Yalnızlık: Tek Ağaçlı Bahçe…

PAYLAŞ: ... facebooktwittergoogle_plusredditpinterestlinkedinmailby feather
PrintFriendly and PDFYazdır
Yalnızlık

“Yalnız doğuyoruz, yalnız yaşıyoruz, yalnız ölüyoruz. Sadece sevgi ve arkadaşlık ile yalnız olmadığımız illüzyonunu yaratabiliyoruz.” Orson Welles (1915-1985)

Yalnızlık: Tek Ağaçlı Bahçe…

Gürcan Banger

Bugün Pazar… Genelde dinlenme ile geçirmeyi düşüneceğimiz bir gün olabilir. Yaşamını devam ettirebilmek için tatil günlerinde de çalışmak zorunda olan insanlara saygı duymayı akılda tutarak yeni hafta için enerji biriktireceğimiz bir gün… Belki de bu nedenle hafta içinin hay huyu içinde aklımıza gelmeyebilen konulara değinmek için ideal bir fırsat diye düşünebiliriz. Hele pek çoğumuzun içine sinmiş işkolik yapıyı düşündüğümüzde, bu günü böyle değerlendirmek daha da anlamlı hal geliyor.

• _Yapılacaklar_
a – Yalnızlık yazısında "Gürcan Banger" sözlerinden "anlamlı hal geliyor." sözlerine kadar olan her şeyi hiçbir değişiklik yapmadan yeniden yazın.
b – Yalnızlık yazısını iki cümleyle özetleyin.

Kutulu öğe girdileri:

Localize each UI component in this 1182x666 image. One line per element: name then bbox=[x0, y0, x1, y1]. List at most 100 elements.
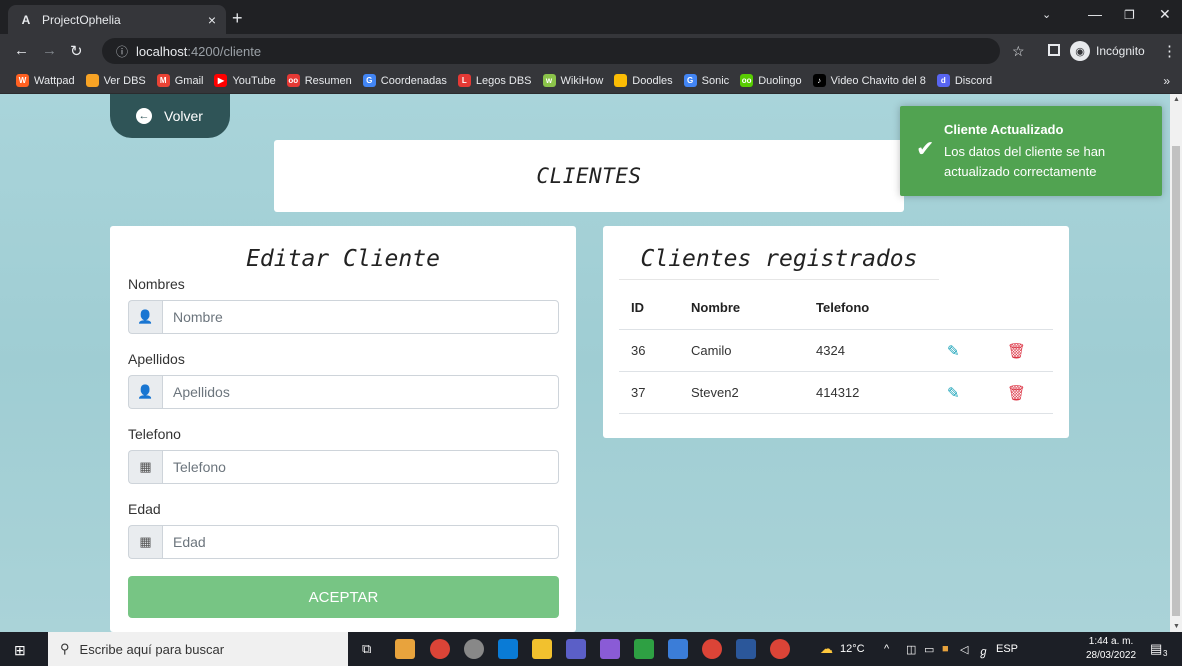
column-header: Telefono bbox=[816, 300, 870, 315]
scrollbar-thumb[interactable] bbox=[1172, 146, 1180, 616]
tab-strip: A ProjectOphelia × + ⌄ — ❐ ✕ bbox=[0, 0, 1182, 34]
bookmark-discord[interactable]: d Discord bbox=[936, 74, 992, 87]
bookmark-duolingo[interactable]: oo Duolingo bbox=[740, 74, 802, 87]
teams-icon[interactable] bbox=[566, 639, 586, 659]
tab-close-icon[interactable]: × bbox=[208, 12, 216, 28]
telefono-input[interactable] bbox=[162, 450, 559, 484]
new-tab-button[interactable]: + bbox=[232, 9, 243, 27]
user-icon: 👤 bbox=[128, 300, 162, 334]
bookmark-label: YouTube bbox=[232, 74, 276, 87]
weather-icon[interactable]: ☁ bbox=[820, 641, 833, 657]
app-icon[interactable] bbox=[464, 639, 484, 659]
bookmark-favicon-icon: oo bbox=[740, 74, 754, 87]
restore-icon[interactable]: ❐ bbox=[1124, 8, 1135, 22]
bookmark-video-chavito-del-8[interactable]: ♪ Video Chavito del 8 bbox=[812, 74, 926, 87]
windows-taskbar: ⊞ ⚲ Escribe aquí para buscar ⧉ ☁ 12°C ^ … bbox=[0, 632, 1182, 666]
notifications-icon[interactable]: ▤ bbox=[1150, 641, 1162, 657]
lock-icon[interactable]: ■ bbox=[942, 643, 949, 655]
scroll-up-icon[interactable]: ▲ bbox=[1173, 96, 1180, 103]
browser-tab[interactable]: A ProjectOphelia × bbox=[8, 5, 226, 34]
edit-icon[interactable]: ✎ bbox=[947, 384, 960, 402]
back-button[interactable]: ← Volver bbox=[110, 94, 230, 138]
chevron-up-icon[interactable]: ^ bbox=[884, 643, 889, 655]
nombres-input[interactable] bbox=[162, 300, 559, 334]
close-window-icon[interactable]: ✕ bbox=[1159, 6, 1171, 23]
back-arrow-icon[interactable]: ← bbox=[14, 42, 29, 59]
scroll-down-icon[interactable]: ▼ bbox=[1173, 623, 1180, 630]
calculator-icon: ▦ bbox=[128, 450, 162, 484]
field-label: Telefono bbox=[128, 426, 181, 442]
reload-icon[interactable]: ↻ bbox=[70, 42, 83, 60]
field-label: Nombres bbox=[128, 276, 185, 292]
bookmarks-bar: W Wattpad Ver DBS M Gmail ▶ YouTube oo Resumen G C… bbox=[0, 68, 1182, 94]
bookmark-coordenadas[interactable]: G Coordenadas bbox=[362, 74, 447, 87]
temperature[interactable]: 12°C bbox=[840, 643, 865, 655]
bookmark-wattpad[interactable]: W Wattpad bbox=[16, 74, 75, 87]
clients-list-card: Clientes registrados ID Nombre Telefono 36 C… bbox=[603, 226, 1069, 438]
bookmark-youtube[interactable]: ▶ YouTube bbox=[214, 74, 276, 87]
bookmark-wikihow[interactable]: w WikiHow bbox=[542, 74, 603, 87]
language-indicator[interactable]: ESP bbox=[996, 643, 1018, 655]
reading-mode-icon[interactable] bbox=[1048, 44, 1060, 56]
success-toast[interactable]: ✔ Cliente Actualizado Los datos del clie… bbox=[900, 106, 1162, 196]
lock-app-icon[interactable] bbox=[532, 639, 552, 659]
arrow-left-icon: ← bbox=[136, 108, 152, 124]
form-heading: Editar Cliente bbox=[246, 246, 440, 272]
date: 28/03/2022 bbox=[1085, 650, 1137, 661]
bookmark-favicon-icon: oo bbox=[286, 74, 300, 87]
bookmark-label: Duolingo bbox=[758, 74, 802, 87]
forward-arrow-icon[interactable]: → bbox=[42, 42, 57, 59]
bookmark-star-icon[interactable]: ☆ bbox=[1012, 43, 1025, 60]
incognito-label: Incógnito bbox=[1096, 44, 1145, 58]
apellidos-input[interactable] bbox=[162, 375, 559, 409]
file-explorer-icon[interactable] bbox=[395, 639, 415, 659]
bookmark-legos-dbs[interactable]: L Legos DBS bbox=[457, 74, 532, 87]
windows-start-icon[interactable]: ⊞ bbox=[14, 642, 26, 659]
chrome-icon[interactable] bbox=[770, 639, 790, 659]
bookmark-favicon-icon: ▶ bbox=[214, 74, 228, 87]
bookmark-doodles[interactable]: Doodles bbox=[614, 74, 673, 87]
battery-icon[interactable]: ▭ bbox=[924, 643, 934, 656]
app-icon[interactable] bbox=[634, 639, 654, 659]
bookmark-gmail[interactable]: M Gmail bbox=[156, 74, 203, 87]
speaker-icon[interactable]: ◁ bbox=[960, 643, 968, 656]
bookmark-favicon-icon: w bbox=[542, 74, 556, 87]
tab-search-icon[interactable]: ⌄ bbox=[1042, 8, 1051, 21]
minimize-icon[interactable]: — bbox=[1088, 6, 1102, 22]
bookmark-resumen[interactable]: oo Resumen bbox=[286, 74, 352, 87]
vscode-icon[interactable] bbox=[498, 639, 518, 659]
clock[interactable]: 1:44 a. m. 28/03/2022 bbox=[1083, 635, 1139, 663]
cell-telefono: 4324 bbox=[816, 343, 845, 358]
app-icon[interactable] bbox=[668, 639, 688, 659]
trash-icon[interactable]: 🗑 bbox=[1007, 384, 1026, 402]
chrome-icon[interactable] bbox=[430, 639, 450, 659]
bookmark-favicon-icon: G bbox=[362, 74, 376, 87]
accept-button[interactable]: ACEPTAR bbox=[128, 576, 559, 618]
pen-icon[interactable]: ℊ bbox=[978, 643, 989, 659]
page-scrollbar[interactable]: ▲ ▼ bbox=[1170, 94, 1182, 632]
more-bookmarks-icon[interactable]: » bbox=[1163, 74, 1170, 88]
bookmark-label: Wattpad bbox=[34, 74, 75, 87]
visual-studio-icon[interactable] bbox=[600, 639, 620, 659]
trash-icon[interactable]: 🗑 bbox=[1007, 342, 1026, 360]
edit-cell: ✎ bbox=[947, 372, 960, 413]
network-icon[interactable]: ◫ bbox=[906, 643, 916, 656]
word-icon[interactable] bbox=[736, 639, 756, 659]
incognito-indicator[interactable]: ◉ Incógnito bbox=[1070, 39, 1145, 63]
menu-icon[interactable]: ⋮ bbox=[1162, 42, 1177, 60]
edad-input[interactable] bbox=[162, 525, 559, 559]
task-view-icon[interactable]: ⧉ bbox=[362, 641, 371, 657]
bookmark-ver-dbs[interactable]: Ver DBS bbox=[85, 74, 146, 87]
input-group: ▦ bbox=[128, 525, 559, 559]
delete-cell: 🗑 bbox=[1007, 372, 1026, 413]
bookmark-favicon-icon bbox=[614, 74, 628, 87]
bookmark-sonic[interactable]: G Sonic bbox=[683, 74, 729, 87]
url-host: localhost bbox=[136, 43, 188, 59]
chrome-icon[interactable] bbox=[702, 639, 722, 659]
user-icon: 👤 bbox=[128, 375, 162, 409]
address-bar[interactable]: ⓘ localhost:4200/cliente bbox=[102, 38, 1000, 64]
info-icon[interactable]: ⓘ bbox=[116, 43, 128, 60]
taskbar-search-box[interactable]: ⚲ Escribe aquí para buscar bbox=[48, 632, 348, 666]
edit-icon[interactable]: ✎ bbox=[947, 342, 960, 360]
bookmark-label: Coordenadas bbox=[380, 74, 447, 87]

• _Alıştırma sonuçları_
a –
Gürcan Banger

Bugün Pazar… Genelde dinlenme ile geçirmeyi düşüneceğimiz bir gün olabilir. Yaşamını devam ettirebilmek için tatil günlerinde de çalışmak zorunda olan insanlara saygı duymayı akılda tutarak yeni hafta için enerji biriktireceğimiz bir gün… Belki de bu nedenle hafta içinin hay huyu içinde aklımıza gelmeyebilen konulara değinmek için ideal bir fırsat diye düşünebiliriz. Hele pek çoğumuzun içine sinmiş işkolik yapıyı düşündüğümüzde, bu günü böyle değerlendirmek daha da anlamlı hal geliyor.

b – Yazı, Orson Welles'in yalnız doğup yalnız yaşadığımızı ve yalnız öldüğümüzü, yalnız olmadığımız illüzyonunu ancak sevgi ve arkadaşlıkla yaratabildiğimizi söyleyen sözüyle açılıyor. Ardından Pazar'ın dinlenip yeni haftaya enerji biriktirilecek bir gün olduğunu, bu yüzden hafta içinin telaşında akla gelmeyebilen konulara değinmek için ideal bir fırsat sayılabileceğini ve pek çoğumuzun işkolik yapısı düşünüldüğünde bunun daha da anlamlı hale geldiğini belirtiyor.